→ LISTED ENTRIES:
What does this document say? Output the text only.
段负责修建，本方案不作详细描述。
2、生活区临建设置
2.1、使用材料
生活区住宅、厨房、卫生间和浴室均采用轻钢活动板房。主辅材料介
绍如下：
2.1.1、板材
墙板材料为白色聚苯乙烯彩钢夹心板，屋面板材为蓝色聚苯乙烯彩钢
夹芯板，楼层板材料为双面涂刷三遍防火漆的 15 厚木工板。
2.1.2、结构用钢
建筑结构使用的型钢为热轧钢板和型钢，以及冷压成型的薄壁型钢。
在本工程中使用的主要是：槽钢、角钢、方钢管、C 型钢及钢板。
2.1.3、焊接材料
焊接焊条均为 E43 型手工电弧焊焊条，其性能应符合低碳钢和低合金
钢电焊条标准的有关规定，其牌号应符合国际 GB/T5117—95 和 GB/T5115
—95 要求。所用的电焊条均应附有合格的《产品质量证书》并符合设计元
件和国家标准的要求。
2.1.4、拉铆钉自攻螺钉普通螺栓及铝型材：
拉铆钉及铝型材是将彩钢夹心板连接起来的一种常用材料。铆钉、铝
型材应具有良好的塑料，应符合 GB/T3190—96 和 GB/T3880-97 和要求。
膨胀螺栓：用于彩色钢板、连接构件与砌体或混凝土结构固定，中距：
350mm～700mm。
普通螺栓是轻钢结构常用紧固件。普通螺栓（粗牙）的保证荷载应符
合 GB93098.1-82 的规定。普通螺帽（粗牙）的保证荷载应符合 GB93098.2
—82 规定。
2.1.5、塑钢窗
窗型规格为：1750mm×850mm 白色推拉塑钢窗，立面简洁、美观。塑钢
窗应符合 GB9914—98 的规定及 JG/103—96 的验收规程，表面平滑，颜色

→ TASK:
Repeat the records above exactly.

→ REPLY TO THE TASK:
What does this document say? Output the text only.
段负责修建，本方案不作详细描述。
2、生活区临建设置
2.1、使用材料
生活区住宅、厨房、卫生间和浴室均采用轻钢活动板房。主辅材料介
绍如下：
2.1.1、板材
墙板材料为白色聚苯乙烯彩钢夹心板，屋面板材为蓝色聚苯乙烯彩钢
夹芯板，楼层板材料为双面涂刷三遍防火漆的 15 厚木工板。
2.1.2、结构用钢
建筑结构使用的型钢为热轧钢板和型钢，以及冷压成型的薄壁型钢。
在本工程中使用的主要是：槽钢、角钢、方钢管、C 型钢及钢板。
2.1.3、焊接材料
焊接焊条均为 E43 型手工电弧焊焊条，其性能应符合低碳钢和低合金
钢电焊条标准的有关规定，其牌号应符合国际 GB/T5117—95 和 GB/T5115
—95 要求。所用的电焊条均应附有合格的《产品质量证书》并符合设计元
件和国家标准的要求。
2.1.4、拉铆钉自攻螺钉普通螺栓及铝型材：
拉铆钉及铝型材是将彩钢夹心板连接起来的一种常用材料。铆钉、铝
型材应具有良好的塑料，应符合 GB/T3190—96 和 GB/T3880-97 和要求。
膨胀螺栓：用于彩色钢板、连接构件与砌体或混凝土结构固定，中距：
350mm～700mm。
普通螺栓是轻钢结构常用紧固件。普通螺栓（粗牙）的保证荷载应符
合 GB93098.1-82 的规定。普通螺帽（粗牙）的保证荷载应符合 GB93098.2
—82 规定。
2.1.5、塑钢窗
窗型规格为：1750mm×850mm 白色推拉塑钢窗，立面简洁、美观。塑钢
窗应符合 GB9914—98 的规定及 JG/103—96 的验收规程，表面平滑，颜色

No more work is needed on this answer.